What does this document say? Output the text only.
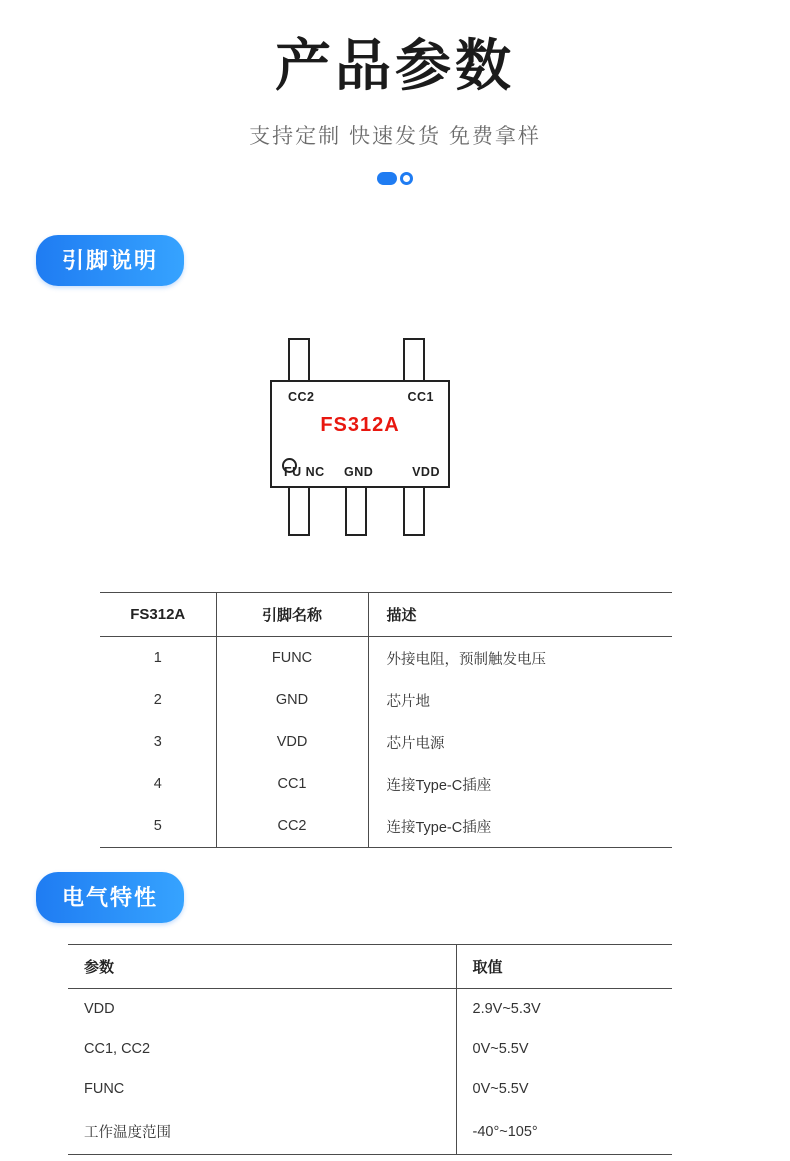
产品参数
支持定制 快速发货 免费拿样
引脚说明
FS312A
CC2	CC1
FU NC GND	VDD
FS312A	引脚名称	描述
1	FUNC	外接电阻，预制触发电压
2	GND	芯片地
3	VDD	芯片电源
4	CC1	连接Type-C插座
5	CC2	连接Type-C插座
电气特性
参数	取值
VDD	2.9V~5.3V
CC1, CC2	0V~5.5V
FUNC	0V~5.5V
工作温度范围	-40°~105°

JOB
Give an exact reproduction of every line, leaving out any picture.

RESULT FOR THIS TASK
What does this document say? Output the text only.
产品参数
支持定制 快速发货 免费拿样
引脚说明
FS312A
CC2	CC1
FU NC GND	VDD
FS312A	引脚名称	描述
1	FUNC	外接电阻，预制触发电压
2	GND	芯片地
3	VDD	芯片电源
4	CC1	连接Type-C插座
5	CC2	连接Type-C插座
电气特性
参数	取值
VDD	2.9V~5.3V
CC1, CC2	0V~5.5V
FUNC	0V~5.5V
工作温度范围	-40°~105°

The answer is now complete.